- GIVEN PROBLEM: Return the whole listing, line for line, without the pictures in it.

- DATA LINES:
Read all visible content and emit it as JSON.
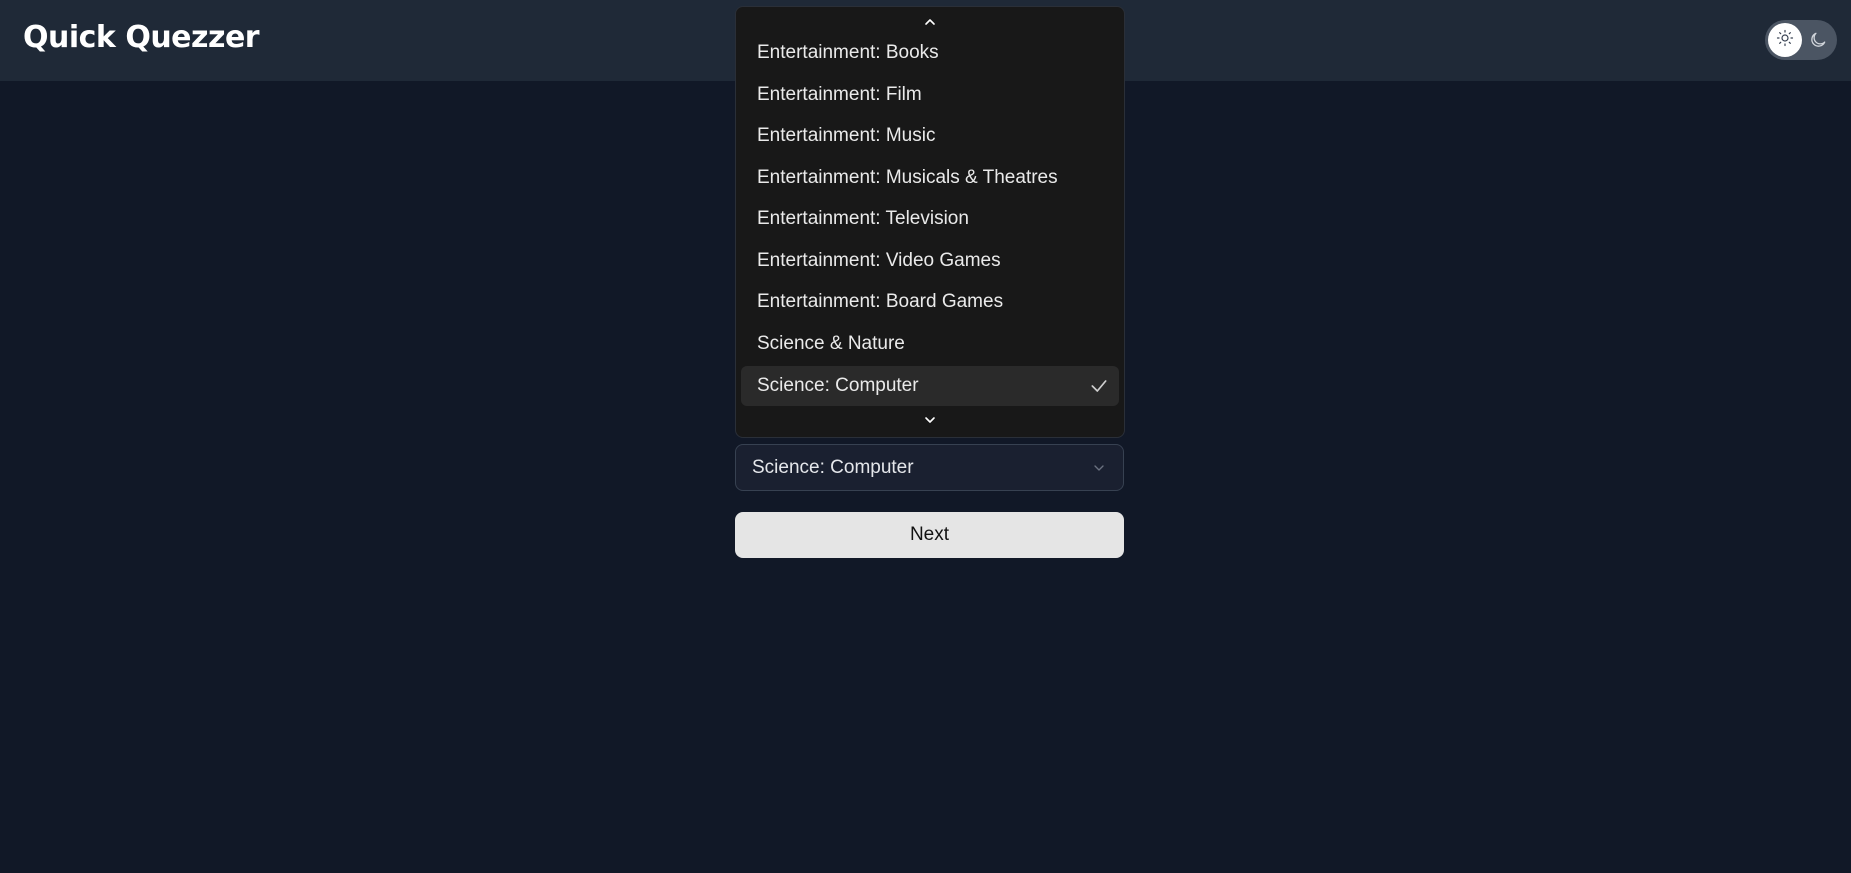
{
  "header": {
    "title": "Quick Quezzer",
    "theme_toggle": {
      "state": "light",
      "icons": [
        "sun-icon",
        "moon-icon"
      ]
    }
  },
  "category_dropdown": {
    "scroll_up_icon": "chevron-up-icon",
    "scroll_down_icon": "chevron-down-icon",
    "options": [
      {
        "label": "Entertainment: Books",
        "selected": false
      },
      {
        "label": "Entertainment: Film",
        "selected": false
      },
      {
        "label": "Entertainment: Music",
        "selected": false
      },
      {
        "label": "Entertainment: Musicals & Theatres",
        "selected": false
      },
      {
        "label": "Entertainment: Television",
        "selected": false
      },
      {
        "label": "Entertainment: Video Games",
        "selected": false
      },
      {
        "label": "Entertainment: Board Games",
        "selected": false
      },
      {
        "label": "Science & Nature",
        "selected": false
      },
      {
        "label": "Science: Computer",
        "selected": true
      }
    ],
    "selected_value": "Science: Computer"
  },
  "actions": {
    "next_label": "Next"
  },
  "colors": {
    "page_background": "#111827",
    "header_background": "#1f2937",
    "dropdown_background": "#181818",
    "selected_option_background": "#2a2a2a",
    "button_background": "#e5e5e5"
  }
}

- THE ANSWER:
Read all visible content and emit it as JSON.
{
  "header": {
    "title": "Quick Quezzer",
    "theme_toggle": {
      "state": "light",
      "icons": [
        "sun-icon",
        "moon-icon"
      ]
    }
  },
  "category_dropdown": {
    "scroll_up_icon": "chevron-up-icon",
    "scroll_down_icon": "chevron-down-icon",
    "options": [
      {
        "label": "Entertainment: Books",
        "selected": false
      },
      {
        "label": "Entertainment: Film",
        "selected": false
      },
      {
        "label": "Entertainment: Music",
        "selected": false
      },
      {
        "label": "Entertainment: Musicals & Theatres",
        "selected": false
      },
      {
        "label": "Entertainment: Television",
        "selected": false
      },
      {
        "label": "Entertainment: Video Games",
        "selected": false
      },
      {
        "label": "Entertainment: Board Games",
        "selected": false
      },
      {
        "label": "Science & Nature",
        "selected": false
      },
      {
        "label": "Science: Computer",
        "selected": true
      }
    ],
    "selected_value": "Science: Computer"
  },
  "actions": {
    "next_label": "Next"
  },
  "colors": {
    "page_background": "#111827",
    "header_background": "#1f2937",
    "dropdown_background": "#181818",
    "selected_option_background": "#2a2a2a",
    "button_background": "#e5e5e5"
  }
}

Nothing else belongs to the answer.